── INPUT RECORDS ──
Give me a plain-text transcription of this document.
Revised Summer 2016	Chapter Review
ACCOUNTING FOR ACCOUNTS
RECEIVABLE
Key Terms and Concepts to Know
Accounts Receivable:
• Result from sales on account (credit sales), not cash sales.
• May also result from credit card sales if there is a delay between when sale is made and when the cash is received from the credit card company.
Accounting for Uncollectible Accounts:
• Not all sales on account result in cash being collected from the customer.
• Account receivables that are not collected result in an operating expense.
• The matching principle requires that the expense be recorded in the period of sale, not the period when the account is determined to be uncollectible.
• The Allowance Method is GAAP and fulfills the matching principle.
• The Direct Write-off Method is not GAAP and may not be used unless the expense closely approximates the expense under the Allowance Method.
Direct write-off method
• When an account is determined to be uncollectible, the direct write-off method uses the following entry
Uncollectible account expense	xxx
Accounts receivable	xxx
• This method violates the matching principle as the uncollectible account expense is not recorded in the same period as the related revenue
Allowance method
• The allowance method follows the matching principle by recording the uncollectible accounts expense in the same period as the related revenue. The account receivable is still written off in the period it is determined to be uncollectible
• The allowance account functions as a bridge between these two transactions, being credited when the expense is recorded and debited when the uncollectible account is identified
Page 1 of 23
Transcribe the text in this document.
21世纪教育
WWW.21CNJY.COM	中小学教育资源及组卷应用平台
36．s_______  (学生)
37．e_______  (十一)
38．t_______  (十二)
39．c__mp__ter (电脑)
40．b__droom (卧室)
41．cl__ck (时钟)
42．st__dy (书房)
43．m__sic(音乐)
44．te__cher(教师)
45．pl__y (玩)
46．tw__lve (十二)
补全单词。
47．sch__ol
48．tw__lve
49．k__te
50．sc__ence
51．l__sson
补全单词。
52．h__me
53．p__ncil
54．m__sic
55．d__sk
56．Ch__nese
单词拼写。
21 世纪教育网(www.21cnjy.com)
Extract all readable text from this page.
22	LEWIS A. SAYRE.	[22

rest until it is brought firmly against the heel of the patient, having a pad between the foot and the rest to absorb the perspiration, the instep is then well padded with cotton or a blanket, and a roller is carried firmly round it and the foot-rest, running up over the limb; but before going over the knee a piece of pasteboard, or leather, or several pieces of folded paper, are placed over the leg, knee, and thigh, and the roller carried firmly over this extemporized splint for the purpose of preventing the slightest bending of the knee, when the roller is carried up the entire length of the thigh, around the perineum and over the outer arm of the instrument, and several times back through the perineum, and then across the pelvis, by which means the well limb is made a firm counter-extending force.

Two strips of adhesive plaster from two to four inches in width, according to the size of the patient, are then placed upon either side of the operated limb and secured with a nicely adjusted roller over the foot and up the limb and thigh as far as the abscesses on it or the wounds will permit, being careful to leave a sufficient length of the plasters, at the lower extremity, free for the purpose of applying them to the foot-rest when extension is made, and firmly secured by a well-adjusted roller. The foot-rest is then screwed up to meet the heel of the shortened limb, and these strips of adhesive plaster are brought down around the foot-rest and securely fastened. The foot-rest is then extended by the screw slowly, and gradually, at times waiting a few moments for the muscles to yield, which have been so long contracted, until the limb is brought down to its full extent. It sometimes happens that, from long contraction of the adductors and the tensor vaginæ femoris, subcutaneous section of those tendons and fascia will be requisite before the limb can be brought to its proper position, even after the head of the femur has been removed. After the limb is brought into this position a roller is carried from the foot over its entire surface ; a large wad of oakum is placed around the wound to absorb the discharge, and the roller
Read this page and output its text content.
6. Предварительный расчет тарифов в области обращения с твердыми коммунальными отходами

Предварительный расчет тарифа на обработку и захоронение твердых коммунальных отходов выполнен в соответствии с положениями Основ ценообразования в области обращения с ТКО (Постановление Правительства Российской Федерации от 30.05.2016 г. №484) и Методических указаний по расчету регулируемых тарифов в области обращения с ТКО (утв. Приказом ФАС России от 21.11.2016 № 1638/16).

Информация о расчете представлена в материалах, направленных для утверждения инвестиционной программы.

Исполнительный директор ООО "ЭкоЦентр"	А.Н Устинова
───
• **GIVEN EXERCISE**: From the listing above, collect every line that mentions the word "collected".

• **TASK OUTPUT**:
• Not all sales on account result in cash being collected from the customer.
• Account receivables that are not collected result in an operating expense.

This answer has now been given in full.